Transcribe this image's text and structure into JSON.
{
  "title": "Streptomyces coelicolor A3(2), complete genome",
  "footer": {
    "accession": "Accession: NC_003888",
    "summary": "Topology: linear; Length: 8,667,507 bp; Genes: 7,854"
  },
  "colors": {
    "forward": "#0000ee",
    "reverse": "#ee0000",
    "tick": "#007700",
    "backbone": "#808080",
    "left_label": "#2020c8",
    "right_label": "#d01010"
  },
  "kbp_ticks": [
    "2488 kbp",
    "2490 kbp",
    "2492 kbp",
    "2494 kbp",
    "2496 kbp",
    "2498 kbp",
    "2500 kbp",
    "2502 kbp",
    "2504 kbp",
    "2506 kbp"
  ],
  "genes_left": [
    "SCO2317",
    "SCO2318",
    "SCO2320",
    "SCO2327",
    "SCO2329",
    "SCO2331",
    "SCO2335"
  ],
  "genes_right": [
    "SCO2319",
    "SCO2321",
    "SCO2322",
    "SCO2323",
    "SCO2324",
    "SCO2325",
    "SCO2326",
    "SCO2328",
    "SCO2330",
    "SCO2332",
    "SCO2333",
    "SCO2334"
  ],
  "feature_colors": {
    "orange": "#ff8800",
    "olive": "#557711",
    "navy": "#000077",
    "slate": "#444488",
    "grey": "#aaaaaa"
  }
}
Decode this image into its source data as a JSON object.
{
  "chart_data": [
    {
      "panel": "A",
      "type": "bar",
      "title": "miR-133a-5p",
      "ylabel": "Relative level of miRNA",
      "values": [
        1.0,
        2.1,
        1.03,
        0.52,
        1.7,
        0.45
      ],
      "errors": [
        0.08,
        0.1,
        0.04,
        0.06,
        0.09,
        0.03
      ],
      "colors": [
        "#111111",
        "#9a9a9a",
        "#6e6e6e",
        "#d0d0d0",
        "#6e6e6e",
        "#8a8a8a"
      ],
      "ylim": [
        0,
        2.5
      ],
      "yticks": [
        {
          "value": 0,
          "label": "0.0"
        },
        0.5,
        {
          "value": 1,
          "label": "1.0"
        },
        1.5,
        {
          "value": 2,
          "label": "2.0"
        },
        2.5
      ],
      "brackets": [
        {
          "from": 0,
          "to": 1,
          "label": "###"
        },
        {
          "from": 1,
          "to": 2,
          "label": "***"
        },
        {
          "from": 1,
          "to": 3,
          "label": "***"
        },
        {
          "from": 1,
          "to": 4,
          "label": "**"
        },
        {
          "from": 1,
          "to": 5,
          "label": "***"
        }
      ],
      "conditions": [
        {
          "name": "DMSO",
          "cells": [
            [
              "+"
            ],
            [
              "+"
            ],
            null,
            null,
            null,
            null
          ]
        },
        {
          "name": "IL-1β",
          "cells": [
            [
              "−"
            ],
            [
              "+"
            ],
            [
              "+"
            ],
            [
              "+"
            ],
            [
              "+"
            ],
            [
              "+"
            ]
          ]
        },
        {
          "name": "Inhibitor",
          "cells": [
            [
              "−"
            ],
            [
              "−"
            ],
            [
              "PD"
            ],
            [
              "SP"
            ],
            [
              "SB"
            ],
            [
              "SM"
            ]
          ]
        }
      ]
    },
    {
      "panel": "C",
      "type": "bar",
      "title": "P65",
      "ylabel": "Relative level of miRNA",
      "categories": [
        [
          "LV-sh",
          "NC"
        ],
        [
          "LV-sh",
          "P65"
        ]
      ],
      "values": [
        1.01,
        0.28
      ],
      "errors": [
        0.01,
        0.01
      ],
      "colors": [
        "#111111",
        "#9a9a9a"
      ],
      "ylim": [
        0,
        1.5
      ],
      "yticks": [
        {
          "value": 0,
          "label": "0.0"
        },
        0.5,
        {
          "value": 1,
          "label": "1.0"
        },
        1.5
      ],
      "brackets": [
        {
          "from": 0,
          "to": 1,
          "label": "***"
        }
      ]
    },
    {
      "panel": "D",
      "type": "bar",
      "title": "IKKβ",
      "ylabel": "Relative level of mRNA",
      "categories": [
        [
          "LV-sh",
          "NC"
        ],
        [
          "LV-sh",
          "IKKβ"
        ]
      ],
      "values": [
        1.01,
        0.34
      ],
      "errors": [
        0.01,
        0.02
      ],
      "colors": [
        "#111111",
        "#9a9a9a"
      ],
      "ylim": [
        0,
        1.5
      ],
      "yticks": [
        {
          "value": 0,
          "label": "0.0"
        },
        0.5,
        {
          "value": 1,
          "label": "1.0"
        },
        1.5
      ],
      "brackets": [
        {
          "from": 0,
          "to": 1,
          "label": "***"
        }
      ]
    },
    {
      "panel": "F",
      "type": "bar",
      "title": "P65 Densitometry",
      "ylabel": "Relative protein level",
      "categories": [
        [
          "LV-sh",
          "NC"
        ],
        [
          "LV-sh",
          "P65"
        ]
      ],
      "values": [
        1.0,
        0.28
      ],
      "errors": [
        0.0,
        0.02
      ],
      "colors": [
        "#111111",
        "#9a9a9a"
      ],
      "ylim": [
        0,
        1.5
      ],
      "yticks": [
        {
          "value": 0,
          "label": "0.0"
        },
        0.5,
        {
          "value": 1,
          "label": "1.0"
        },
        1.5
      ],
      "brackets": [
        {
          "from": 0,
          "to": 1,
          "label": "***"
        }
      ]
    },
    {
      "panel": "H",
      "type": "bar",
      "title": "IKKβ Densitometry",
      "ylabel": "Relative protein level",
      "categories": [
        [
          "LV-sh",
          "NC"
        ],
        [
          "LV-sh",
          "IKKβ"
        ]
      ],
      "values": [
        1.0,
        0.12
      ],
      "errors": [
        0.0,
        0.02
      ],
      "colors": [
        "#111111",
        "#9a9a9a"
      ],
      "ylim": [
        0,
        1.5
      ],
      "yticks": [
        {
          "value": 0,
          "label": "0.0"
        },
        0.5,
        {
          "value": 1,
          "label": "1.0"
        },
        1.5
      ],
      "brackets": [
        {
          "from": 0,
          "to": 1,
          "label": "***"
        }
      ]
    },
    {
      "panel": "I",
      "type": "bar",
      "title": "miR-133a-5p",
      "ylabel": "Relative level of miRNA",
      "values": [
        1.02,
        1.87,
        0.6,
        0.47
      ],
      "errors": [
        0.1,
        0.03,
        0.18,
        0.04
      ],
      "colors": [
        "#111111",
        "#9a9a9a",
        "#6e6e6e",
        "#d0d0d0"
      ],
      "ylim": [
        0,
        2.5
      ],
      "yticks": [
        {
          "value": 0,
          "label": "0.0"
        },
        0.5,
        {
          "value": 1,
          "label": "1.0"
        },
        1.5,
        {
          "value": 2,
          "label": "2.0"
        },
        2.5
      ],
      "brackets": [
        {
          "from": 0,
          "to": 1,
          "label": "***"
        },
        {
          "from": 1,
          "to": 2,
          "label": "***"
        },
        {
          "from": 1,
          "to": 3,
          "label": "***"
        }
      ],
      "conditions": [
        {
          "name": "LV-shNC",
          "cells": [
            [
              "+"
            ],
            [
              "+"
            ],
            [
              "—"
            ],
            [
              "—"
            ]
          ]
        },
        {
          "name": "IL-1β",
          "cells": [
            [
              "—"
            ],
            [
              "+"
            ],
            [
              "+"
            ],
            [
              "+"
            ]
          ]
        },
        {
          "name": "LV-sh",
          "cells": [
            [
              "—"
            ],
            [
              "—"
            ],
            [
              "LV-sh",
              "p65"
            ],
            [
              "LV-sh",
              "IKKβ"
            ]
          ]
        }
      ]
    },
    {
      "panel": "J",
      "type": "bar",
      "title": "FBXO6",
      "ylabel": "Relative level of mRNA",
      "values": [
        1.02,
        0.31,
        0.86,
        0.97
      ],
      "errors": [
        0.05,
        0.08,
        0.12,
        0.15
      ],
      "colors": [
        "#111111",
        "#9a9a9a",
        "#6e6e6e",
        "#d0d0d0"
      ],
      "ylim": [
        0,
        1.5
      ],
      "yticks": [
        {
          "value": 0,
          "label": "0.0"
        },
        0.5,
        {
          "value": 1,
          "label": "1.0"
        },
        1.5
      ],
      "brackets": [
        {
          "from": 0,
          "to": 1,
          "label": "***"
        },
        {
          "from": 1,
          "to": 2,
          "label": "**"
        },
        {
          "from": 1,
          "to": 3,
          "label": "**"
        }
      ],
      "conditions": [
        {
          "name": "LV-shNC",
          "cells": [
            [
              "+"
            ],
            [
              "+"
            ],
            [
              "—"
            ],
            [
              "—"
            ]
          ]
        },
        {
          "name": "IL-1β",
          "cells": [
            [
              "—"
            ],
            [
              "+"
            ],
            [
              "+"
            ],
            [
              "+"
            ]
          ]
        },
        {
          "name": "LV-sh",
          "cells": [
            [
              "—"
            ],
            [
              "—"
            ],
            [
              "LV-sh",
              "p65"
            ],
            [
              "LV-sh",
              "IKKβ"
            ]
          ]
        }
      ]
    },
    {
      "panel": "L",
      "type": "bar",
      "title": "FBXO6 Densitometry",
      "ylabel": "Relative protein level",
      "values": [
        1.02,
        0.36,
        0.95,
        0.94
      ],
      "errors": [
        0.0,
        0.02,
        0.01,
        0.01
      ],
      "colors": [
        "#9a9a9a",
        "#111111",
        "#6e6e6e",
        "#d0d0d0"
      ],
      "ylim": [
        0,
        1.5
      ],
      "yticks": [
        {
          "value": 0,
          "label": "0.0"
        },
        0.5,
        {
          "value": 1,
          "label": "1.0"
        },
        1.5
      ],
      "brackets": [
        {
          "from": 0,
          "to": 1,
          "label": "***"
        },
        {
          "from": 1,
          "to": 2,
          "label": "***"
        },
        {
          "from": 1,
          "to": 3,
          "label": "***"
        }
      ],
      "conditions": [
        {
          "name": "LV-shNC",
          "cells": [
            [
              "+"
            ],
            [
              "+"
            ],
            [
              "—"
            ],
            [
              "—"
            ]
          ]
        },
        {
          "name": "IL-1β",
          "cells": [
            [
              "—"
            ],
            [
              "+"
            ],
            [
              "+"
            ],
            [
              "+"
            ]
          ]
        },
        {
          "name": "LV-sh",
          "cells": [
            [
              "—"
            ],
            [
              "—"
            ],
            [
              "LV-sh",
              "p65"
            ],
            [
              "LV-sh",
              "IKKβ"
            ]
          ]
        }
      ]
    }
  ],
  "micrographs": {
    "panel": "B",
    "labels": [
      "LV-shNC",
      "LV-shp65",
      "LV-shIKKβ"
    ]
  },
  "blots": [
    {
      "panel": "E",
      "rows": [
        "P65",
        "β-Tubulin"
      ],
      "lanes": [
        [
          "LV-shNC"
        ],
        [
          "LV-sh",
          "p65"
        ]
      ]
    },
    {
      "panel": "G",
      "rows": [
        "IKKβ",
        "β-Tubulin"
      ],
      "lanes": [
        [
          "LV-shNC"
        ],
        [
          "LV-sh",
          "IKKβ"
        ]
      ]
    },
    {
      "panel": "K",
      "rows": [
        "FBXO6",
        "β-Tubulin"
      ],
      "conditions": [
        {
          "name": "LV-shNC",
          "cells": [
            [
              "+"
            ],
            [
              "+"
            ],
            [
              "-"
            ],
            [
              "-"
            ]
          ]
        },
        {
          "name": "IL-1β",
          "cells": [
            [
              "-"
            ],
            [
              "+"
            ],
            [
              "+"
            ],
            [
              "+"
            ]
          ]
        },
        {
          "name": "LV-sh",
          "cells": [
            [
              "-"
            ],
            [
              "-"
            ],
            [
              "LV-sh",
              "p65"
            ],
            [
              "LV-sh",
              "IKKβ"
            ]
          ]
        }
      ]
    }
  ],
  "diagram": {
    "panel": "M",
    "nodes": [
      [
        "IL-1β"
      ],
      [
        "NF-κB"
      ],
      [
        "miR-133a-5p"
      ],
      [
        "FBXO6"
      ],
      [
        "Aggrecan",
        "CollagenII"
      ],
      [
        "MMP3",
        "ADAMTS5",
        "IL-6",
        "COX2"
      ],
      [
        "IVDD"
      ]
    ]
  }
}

## Exercise aim
Would you copy every line of the entries in which "image" appears?

## Reply
Transcribe this image's text and structure into JSON.
Decode this image into its source data as a JSON object.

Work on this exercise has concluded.